▸ **PROVIDED RECORDS**
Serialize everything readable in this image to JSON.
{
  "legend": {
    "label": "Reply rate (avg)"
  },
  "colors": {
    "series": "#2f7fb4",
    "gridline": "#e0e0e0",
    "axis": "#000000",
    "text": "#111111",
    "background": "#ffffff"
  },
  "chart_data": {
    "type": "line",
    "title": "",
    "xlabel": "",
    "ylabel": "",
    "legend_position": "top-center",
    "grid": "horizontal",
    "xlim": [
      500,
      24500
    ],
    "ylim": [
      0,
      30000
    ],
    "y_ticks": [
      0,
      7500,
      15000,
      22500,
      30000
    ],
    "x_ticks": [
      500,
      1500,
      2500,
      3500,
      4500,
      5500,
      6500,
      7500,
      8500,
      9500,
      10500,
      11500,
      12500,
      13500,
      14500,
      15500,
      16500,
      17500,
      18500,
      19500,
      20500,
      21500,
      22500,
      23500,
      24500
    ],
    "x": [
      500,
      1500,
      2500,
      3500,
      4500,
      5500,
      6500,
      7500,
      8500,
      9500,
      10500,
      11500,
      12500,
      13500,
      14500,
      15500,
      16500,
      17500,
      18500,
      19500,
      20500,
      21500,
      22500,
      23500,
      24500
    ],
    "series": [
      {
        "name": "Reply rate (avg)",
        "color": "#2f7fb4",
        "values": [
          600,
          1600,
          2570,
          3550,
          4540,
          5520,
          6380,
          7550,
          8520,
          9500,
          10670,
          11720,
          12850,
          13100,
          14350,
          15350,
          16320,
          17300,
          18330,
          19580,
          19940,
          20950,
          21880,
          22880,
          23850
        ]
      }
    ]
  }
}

▸ **YOUR TASK**
Find the word "rate" in the entries, and copy every line it shows up in.

▸ **ANSWER**
    "label": "Reply rate (avg)"
        "name": "Reply rate (avg)",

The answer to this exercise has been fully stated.